WHAT IS REQUIRED: Copy out each line below that has the word "Crank" in it.

=== GIVEN DATA ===

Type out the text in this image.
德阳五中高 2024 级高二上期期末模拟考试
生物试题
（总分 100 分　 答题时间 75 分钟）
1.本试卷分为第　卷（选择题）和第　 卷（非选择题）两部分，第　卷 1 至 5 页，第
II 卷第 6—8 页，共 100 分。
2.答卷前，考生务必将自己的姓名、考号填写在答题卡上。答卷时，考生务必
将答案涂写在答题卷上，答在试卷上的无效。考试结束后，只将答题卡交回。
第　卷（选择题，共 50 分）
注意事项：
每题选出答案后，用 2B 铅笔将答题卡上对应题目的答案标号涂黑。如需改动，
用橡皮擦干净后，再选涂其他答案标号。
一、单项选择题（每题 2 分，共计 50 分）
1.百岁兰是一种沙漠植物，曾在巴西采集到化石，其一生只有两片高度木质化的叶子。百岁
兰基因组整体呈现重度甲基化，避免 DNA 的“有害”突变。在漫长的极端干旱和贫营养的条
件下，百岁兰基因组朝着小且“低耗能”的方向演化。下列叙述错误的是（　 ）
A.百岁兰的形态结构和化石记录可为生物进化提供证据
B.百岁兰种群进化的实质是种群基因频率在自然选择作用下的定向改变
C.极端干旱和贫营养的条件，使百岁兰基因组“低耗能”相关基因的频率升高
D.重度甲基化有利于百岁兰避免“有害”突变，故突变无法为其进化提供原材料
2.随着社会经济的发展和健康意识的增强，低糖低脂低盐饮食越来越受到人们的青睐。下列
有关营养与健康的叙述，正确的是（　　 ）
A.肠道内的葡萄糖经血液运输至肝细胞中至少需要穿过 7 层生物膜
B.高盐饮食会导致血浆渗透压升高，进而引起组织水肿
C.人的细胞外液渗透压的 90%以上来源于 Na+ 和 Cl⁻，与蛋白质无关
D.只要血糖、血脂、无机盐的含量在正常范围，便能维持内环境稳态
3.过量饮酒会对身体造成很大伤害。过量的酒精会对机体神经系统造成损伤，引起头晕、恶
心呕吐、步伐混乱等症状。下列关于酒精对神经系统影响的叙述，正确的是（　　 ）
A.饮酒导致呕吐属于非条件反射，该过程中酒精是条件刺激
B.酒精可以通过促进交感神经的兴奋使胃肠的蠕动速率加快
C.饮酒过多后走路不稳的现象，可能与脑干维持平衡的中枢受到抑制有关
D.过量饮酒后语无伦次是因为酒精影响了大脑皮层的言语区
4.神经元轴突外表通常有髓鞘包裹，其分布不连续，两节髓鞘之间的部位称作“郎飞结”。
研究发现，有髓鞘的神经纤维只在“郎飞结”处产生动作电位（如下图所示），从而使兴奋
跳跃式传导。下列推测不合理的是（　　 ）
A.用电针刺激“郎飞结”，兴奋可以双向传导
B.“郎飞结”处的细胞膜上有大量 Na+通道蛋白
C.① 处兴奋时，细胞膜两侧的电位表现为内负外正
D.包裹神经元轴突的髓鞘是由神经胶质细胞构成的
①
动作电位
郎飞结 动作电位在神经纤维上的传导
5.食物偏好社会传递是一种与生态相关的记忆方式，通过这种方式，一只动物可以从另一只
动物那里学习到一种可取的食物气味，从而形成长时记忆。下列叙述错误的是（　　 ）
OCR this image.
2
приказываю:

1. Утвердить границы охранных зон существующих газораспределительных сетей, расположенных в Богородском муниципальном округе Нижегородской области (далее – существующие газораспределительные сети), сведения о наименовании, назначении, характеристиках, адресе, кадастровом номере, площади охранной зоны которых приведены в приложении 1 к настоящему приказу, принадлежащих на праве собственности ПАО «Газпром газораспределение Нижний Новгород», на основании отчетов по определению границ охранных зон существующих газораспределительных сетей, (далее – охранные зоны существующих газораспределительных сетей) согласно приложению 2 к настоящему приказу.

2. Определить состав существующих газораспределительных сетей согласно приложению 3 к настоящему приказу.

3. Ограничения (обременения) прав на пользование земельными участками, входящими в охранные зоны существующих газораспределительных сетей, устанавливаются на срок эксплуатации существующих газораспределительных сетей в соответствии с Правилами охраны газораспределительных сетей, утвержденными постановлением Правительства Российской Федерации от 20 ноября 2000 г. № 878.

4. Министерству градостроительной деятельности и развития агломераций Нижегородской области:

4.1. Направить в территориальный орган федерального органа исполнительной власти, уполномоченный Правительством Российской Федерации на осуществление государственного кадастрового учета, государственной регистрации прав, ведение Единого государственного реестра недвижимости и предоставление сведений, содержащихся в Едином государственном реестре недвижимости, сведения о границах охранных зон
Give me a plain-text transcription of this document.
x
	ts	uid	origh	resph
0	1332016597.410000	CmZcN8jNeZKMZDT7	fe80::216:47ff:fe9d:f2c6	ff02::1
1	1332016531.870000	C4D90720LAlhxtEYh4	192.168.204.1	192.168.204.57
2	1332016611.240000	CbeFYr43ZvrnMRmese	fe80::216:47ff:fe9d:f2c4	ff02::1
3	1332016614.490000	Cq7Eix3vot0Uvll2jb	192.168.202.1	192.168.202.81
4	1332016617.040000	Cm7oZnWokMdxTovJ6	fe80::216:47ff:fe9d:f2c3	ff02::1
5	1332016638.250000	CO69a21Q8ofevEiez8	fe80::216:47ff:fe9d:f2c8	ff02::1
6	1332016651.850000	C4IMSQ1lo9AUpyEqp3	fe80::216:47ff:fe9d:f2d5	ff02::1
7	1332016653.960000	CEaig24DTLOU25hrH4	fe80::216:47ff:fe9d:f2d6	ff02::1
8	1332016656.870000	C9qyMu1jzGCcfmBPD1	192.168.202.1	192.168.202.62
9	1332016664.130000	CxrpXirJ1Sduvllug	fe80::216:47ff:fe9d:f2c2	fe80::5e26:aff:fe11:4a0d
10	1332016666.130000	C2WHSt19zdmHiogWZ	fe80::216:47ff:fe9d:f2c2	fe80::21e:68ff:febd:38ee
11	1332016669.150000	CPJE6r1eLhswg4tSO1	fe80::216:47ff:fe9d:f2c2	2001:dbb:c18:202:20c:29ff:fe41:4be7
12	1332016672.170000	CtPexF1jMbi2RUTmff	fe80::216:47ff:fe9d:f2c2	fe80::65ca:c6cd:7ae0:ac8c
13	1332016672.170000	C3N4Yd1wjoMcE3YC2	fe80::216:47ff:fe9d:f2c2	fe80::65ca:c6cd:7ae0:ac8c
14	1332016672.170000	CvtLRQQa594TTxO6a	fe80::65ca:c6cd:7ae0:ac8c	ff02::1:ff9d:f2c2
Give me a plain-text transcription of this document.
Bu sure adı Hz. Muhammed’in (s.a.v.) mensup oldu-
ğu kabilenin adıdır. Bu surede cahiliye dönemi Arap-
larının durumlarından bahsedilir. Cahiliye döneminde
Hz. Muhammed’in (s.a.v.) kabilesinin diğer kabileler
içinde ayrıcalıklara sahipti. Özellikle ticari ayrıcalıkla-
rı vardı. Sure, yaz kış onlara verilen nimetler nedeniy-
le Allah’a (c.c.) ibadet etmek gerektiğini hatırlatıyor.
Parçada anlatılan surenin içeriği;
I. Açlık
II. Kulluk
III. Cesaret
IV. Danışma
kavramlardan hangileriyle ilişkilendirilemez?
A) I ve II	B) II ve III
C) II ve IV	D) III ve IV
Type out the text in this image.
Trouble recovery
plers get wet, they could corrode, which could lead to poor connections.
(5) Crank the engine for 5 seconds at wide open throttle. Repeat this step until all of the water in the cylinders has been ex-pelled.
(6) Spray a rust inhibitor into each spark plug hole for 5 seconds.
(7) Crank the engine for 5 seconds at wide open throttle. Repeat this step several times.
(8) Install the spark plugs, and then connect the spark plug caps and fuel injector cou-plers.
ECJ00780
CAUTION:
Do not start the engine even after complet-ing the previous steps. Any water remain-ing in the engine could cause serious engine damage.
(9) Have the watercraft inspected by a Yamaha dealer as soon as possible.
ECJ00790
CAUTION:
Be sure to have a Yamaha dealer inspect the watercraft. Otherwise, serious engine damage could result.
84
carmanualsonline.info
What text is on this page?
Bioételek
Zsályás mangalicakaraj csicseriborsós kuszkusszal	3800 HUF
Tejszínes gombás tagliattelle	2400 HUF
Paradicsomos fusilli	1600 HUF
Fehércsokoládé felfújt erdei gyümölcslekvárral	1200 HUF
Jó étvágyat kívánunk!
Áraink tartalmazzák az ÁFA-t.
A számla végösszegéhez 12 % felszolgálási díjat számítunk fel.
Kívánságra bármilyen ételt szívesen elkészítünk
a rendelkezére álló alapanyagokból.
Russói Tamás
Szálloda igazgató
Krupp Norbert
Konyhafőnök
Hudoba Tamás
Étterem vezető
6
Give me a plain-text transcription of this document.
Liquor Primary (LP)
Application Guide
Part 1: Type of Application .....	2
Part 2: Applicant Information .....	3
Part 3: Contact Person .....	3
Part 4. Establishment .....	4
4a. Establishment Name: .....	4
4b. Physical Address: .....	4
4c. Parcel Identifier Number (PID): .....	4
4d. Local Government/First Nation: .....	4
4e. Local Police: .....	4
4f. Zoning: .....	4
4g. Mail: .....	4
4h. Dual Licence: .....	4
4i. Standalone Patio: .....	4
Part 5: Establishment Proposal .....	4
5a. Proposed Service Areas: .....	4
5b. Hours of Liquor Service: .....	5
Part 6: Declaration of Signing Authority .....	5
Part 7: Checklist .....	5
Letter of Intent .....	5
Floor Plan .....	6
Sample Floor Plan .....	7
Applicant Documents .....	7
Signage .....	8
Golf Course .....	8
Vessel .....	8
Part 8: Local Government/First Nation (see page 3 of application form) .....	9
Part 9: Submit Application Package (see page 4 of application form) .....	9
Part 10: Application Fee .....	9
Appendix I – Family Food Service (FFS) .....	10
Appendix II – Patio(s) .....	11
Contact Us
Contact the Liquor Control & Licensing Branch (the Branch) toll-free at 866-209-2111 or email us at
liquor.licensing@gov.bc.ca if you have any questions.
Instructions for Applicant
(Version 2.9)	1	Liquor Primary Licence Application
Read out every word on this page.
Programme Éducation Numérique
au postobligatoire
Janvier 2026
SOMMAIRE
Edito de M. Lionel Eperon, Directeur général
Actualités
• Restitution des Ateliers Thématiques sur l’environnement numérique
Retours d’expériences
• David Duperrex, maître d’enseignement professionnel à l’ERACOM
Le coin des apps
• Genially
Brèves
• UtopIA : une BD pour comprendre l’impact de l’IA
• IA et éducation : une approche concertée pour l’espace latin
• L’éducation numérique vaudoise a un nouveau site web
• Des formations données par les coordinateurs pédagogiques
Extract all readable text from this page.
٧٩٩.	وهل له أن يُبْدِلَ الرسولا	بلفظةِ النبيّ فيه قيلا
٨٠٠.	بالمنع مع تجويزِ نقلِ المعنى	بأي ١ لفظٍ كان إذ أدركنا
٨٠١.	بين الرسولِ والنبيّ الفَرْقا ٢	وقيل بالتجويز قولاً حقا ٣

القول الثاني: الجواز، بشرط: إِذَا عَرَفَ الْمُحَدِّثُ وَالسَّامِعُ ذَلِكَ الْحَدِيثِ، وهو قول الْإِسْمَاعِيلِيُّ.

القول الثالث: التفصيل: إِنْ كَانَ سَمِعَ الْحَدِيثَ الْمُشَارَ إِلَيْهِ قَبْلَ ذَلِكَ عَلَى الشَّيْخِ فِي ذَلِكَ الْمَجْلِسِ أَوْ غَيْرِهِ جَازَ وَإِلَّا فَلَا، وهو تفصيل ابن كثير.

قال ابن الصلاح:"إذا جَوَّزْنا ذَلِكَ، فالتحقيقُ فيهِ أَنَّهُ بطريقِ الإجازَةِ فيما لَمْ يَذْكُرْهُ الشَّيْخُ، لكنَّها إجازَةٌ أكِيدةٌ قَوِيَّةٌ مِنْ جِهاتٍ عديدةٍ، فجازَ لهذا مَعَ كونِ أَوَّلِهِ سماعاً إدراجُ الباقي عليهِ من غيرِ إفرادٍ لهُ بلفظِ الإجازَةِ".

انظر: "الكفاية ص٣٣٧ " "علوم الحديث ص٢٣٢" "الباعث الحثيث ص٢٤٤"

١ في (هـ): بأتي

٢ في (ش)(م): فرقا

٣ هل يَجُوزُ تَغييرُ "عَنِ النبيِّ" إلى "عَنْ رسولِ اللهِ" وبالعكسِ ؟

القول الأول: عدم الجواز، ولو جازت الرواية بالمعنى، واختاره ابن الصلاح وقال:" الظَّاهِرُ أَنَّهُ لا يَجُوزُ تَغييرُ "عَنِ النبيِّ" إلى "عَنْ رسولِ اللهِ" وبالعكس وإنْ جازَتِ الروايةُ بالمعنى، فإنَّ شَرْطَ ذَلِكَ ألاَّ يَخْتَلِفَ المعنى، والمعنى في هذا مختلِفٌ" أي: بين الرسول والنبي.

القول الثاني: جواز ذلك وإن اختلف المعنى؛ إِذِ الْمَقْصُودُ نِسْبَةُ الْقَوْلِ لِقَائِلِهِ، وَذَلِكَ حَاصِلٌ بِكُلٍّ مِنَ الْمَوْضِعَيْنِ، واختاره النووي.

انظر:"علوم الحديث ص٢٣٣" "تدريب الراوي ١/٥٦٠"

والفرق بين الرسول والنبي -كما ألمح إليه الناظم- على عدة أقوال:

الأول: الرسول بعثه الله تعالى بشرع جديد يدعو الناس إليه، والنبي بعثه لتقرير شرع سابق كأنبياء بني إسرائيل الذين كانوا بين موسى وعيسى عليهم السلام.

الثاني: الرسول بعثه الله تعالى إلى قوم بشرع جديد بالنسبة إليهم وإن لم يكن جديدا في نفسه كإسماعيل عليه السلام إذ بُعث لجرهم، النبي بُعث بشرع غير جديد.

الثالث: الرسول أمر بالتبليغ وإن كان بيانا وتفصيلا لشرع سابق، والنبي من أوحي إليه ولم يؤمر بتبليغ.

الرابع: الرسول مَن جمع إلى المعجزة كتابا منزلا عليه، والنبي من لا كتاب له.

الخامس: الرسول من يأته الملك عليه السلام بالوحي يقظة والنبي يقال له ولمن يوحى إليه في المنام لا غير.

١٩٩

===

THE RESPONSE:
(5) Crank the engine for 5 seconds at wide open throttle. Repeat this step until all of the water in the cylinders has been ex-pelled.
(7) Crank the engine for 5 seconds at wide open throttle. Repeat this step several times.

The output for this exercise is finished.